§ Task objective: Print the records again, character for character.

§ Collected data entries:
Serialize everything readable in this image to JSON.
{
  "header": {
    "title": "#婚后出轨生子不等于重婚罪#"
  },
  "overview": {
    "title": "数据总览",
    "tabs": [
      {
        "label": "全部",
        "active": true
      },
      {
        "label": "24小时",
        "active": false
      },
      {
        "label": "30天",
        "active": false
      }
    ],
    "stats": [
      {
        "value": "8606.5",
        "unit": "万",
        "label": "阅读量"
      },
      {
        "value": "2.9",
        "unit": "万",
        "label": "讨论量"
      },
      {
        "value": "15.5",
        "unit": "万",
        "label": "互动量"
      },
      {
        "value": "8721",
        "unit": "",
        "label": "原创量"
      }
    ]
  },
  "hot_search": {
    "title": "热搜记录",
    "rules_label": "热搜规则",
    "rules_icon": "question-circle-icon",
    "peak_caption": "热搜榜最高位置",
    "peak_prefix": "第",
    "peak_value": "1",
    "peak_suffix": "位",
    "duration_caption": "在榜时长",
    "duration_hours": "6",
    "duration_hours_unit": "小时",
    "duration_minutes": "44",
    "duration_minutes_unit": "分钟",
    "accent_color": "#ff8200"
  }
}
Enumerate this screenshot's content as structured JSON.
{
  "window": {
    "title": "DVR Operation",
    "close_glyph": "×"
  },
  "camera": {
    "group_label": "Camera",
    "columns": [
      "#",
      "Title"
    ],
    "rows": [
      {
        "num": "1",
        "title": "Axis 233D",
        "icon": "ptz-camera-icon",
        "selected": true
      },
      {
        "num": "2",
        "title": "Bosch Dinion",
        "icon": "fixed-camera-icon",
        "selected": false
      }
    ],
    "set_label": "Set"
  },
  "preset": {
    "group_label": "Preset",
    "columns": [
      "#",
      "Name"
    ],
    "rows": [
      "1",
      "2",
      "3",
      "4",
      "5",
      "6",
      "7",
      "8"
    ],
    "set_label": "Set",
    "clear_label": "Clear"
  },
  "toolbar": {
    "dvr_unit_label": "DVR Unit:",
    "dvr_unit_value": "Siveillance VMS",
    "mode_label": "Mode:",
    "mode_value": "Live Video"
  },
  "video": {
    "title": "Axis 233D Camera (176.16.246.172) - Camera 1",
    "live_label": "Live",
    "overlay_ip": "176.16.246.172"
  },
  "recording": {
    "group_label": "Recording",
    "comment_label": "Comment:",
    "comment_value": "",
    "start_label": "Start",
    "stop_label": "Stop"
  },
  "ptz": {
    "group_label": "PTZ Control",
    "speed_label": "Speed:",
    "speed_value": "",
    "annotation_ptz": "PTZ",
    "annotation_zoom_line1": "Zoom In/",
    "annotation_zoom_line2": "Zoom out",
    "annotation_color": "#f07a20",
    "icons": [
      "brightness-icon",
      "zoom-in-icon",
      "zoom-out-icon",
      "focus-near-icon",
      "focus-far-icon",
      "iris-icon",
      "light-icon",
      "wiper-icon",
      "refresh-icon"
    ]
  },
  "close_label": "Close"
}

§ Correct response:
Serialize everything readable in this image to JSON.
{
  "header": {
    "title": "#婚后出轨生子不等于重婚罪#"
  },
  "overview": {
    "title": "数据总览",
    "tabs": [
      {
        "label": "全部",
        "active": true
      },
      {
        "label": "24小时",
        "active": false
      },
      {
        "label": "30天",
        "active": false
      }
    ],
    "stats": [
      {
        "value": "8606.5",
        "unit": "万",
        "label": "阅读量"
      },
      {
        "value": "2.9",
        "unit": "万",
        "label": "讨论量"
      },
      {
        "value": "15.5",
        "unit": "万",
        "label": "互动量"
      },
      {
        "value": "8721",
        "unit": "",
        "label": "原创量"
      }
    ]
  },
  "hot_search": {
    "title": "热搜记录",
    "rules_label": "热搜规则",
    "rules_icon": "question-circle-icon",
    "peak_caption": "热搜榜最高位置",
    "peak_prefix": "第",
    "peak_value": "1",
    "peak_suffix": "位",
    "duration_caption": "在榜时长",
    "duration_hours": "6",
    "duration_hours_unit": "小时",
    "duration_minutes": "44",
    "duration_minutes_unit": "分钟",
    "accent_color": "#ff8200"
  }
}
Enumerate this screenshot's content as structured JSON.
{
  "window": {
    "title": "DVR Operation",
    "close_glyph": "×"
  },
  "camera": {
    "group_label": "Camera",
    "columns": [
      "#",
      "Title"
    ],
    "rows": [
      {
        "num": "1",
        "title": "Axis 233D",
        "icon": "ptz-camera-icon",
        "selected": true
      },
      {
        "num": "2",
        "title": "Bosch Dinion",
        "icon": "fixed-camera-icon",
        "selected": false
      }
    ],
    "set_label": "Set"
  },
  "preset": {
    "group_label": "Preset",
    "columns": [
      "#",
      "Name"
    ],
    "rows": [
      "1",
      "2",
      "3",
      "4",
      "5",
      "6",
      "7",
      "8"
    ],
    "set_label": "Set",
    "clear_label": "Clear"
  },
  "toolbar": {
    "dvr_unit_label": "DVR Unit:",
    "dvr_unit_value": "Siveillance VMS",
    "mode_label": "Mode:",
    "mode_value": "Live Video"
  },
  "video": {
    "title": "Axis 233D Camera (176.16.246.172) - Camera 1",
    "live_label": "Live",
    "overlay_ip": "176.16.246.172"
  },
  "recording": {
    "group_label": "Recording",
    "comment_label": "Comment:",
    "comment_value": "",
    "start_label": "Start",
    "stop_label": "Stop"
  },
  "ptz": {
    "group_label": "PTZ Control",
    "speed_label": "Speed:",
    "speed_value": "",
    "annotation_ptz": "PTZ",
    "annotation_zoom_line1": "Zoom In/",
    "annotation_zoom_line2": "Zoom out",
    "annotation_color": "#f07a20",
    "icons": [
      "brightness-icon",
      "zoom-in-icon",
      "zoom-out-icon",
      "focus-near-icon",
      "focus-far-icon",
      "iris-icon",
      "light-icon",
      "wiper-icon",
      "refresh-icon"
    ]
  },
  "close_label": "Close"
}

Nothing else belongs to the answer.